Extracted records:
— start —

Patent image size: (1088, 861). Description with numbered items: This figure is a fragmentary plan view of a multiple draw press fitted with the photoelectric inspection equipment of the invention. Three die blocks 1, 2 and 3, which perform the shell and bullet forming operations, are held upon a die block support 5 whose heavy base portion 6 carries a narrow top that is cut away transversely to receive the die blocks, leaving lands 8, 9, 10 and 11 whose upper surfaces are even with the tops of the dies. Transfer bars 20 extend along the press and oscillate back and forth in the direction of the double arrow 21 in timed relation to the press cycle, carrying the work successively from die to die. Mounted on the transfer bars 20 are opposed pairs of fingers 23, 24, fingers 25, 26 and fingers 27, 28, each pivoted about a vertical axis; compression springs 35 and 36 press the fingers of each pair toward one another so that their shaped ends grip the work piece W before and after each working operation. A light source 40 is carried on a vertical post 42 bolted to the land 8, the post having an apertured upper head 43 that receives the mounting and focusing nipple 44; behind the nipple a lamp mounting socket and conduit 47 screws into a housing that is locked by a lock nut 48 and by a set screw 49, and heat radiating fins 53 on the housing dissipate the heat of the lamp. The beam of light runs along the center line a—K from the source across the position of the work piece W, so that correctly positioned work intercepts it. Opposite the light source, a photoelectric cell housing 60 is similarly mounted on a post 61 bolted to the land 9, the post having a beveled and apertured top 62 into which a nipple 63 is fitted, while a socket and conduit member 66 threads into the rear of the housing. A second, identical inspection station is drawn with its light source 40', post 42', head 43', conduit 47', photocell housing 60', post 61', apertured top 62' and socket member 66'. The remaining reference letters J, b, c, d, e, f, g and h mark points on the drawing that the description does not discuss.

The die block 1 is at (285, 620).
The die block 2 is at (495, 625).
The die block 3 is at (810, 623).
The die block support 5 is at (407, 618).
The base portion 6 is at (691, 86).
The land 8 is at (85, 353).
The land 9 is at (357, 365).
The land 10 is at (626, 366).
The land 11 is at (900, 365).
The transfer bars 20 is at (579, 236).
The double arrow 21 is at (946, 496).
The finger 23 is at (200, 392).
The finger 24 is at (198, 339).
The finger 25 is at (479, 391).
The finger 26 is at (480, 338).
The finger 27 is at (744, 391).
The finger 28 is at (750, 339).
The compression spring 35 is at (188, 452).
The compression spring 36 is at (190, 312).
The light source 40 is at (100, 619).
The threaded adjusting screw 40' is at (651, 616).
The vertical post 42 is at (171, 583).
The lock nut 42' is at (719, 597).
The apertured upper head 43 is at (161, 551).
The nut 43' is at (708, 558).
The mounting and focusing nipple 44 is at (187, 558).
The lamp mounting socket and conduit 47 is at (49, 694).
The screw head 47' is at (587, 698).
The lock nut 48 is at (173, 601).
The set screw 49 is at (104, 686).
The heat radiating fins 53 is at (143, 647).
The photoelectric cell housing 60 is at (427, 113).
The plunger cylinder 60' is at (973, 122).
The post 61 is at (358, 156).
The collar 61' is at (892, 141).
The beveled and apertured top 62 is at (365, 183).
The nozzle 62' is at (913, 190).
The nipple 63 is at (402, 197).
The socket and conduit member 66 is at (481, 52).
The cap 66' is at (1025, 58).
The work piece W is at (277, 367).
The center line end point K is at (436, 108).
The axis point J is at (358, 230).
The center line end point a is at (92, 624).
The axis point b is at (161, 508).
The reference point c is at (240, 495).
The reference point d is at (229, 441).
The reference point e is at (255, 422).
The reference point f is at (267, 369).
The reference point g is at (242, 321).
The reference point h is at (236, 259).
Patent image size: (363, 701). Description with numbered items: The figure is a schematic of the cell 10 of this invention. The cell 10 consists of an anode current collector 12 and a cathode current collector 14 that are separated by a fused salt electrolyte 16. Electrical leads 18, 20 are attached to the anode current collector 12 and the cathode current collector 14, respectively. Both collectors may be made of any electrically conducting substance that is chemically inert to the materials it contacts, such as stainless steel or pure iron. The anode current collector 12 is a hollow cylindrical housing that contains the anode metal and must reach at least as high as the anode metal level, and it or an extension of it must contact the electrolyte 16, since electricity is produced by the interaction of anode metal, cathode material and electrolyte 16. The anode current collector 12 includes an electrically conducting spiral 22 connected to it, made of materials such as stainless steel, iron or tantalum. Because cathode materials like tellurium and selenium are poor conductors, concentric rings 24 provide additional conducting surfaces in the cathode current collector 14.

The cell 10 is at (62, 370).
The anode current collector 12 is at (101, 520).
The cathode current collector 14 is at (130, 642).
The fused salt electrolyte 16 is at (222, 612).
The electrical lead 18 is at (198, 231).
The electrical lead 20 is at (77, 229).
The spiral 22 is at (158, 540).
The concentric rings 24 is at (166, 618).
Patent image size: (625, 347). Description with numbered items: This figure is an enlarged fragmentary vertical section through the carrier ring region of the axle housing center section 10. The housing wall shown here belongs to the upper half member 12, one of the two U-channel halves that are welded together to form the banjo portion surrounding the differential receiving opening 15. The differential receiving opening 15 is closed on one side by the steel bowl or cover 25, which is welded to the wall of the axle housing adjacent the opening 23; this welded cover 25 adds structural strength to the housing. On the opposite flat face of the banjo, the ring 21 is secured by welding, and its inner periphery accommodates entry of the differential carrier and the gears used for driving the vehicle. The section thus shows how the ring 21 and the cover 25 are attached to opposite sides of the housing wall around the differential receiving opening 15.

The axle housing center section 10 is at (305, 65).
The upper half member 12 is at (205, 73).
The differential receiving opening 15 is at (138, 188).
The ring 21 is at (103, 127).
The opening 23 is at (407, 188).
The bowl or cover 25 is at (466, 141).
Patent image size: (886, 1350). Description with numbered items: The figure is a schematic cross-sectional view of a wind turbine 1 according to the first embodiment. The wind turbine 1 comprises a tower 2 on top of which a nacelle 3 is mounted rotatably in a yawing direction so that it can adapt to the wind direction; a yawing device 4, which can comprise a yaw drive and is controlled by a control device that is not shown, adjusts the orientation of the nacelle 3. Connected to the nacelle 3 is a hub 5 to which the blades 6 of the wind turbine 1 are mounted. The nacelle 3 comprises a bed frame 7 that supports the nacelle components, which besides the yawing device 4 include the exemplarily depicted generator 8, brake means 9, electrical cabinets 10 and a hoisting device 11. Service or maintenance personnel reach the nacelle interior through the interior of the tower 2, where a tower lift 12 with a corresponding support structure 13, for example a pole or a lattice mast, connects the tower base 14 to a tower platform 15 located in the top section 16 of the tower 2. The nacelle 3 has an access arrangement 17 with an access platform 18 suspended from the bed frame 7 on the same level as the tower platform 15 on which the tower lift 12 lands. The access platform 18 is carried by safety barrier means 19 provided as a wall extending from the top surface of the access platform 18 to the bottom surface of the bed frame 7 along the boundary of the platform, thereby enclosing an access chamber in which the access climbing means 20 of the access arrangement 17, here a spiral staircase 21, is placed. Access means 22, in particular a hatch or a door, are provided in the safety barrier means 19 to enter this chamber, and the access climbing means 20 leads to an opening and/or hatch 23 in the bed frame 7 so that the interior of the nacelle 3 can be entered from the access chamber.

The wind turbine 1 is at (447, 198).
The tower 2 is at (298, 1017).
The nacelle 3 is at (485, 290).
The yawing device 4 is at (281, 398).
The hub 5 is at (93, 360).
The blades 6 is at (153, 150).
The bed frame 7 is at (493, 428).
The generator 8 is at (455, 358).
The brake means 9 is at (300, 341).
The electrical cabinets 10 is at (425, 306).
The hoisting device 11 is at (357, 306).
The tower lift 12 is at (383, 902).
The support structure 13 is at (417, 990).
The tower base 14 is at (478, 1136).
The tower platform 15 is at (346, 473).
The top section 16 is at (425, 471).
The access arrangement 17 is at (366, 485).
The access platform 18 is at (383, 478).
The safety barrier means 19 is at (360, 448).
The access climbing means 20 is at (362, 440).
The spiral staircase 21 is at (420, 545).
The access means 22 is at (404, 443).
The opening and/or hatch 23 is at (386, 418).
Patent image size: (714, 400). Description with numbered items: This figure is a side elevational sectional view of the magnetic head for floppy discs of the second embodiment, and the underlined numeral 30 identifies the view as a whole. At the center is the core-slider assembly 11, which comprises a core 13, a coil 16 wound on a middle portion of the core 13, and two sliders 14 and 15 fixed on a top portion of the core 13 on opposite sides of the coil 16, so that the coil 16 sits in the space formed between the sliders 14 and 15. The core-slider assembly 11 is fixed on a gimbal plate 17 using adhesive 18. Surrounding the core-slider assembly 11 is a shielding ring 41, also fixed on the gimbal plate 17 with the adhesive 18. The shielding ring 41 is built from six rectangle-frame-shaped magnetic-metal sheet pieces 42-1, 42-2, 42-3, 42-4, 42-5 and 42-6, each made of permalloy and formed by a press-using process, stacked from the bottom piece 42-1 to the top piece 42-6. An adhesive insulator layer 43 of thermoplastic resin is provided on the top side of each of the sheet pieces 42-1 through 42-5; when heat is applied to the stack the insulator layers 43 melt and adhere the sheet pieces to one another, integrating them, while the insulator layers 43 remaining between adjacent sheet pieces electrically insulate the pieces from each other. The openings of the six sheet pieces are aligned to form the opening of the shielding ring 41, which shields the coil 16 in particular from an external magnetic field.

— end —

[Task to complete] Print the lines from the one containing "Patent image size: (625, 347)." through the one containing "The bowl or cover 25 is at (466, 141).", reproducing them exactly.

[Completed task]
Patent image size: (625, 347). Description with numbered items: This figure is an enlarged fragmentary vertical section through the carrier ring region of the axle housing center section 10. The housing wall shown here belongs to the upper half member 12, one of the two U-channel halves that are welded together to form the banjo portion surrounding the differential receiving opening 15. The differential receiving opening 15 is closed on one side by the steel bowl or cover 25, which is welded to the wall of the axle housing adjacent the opening 23; this welded cover 25 adds structural strength to the housing. On the opposite flat face of the banjo, the ring 21 is secured by welding, and its inner periphery accommodates entry of the differential carrier and the gears used for driving the vehicle. The section thus shows how the ring 21 and the cover 25 are attached to opposite sides of the housing wall around the differential receiving opening 15.

The axle housing center section 10 is at (305, 65).
The upper half member 12 is at (205, 73).
The differential receiving opening 15 is at (138, 188).
The ring 21 is at (103, 127).
The opening 23 is at (407, 188).
The bowl or cover 25 is at (466, 141).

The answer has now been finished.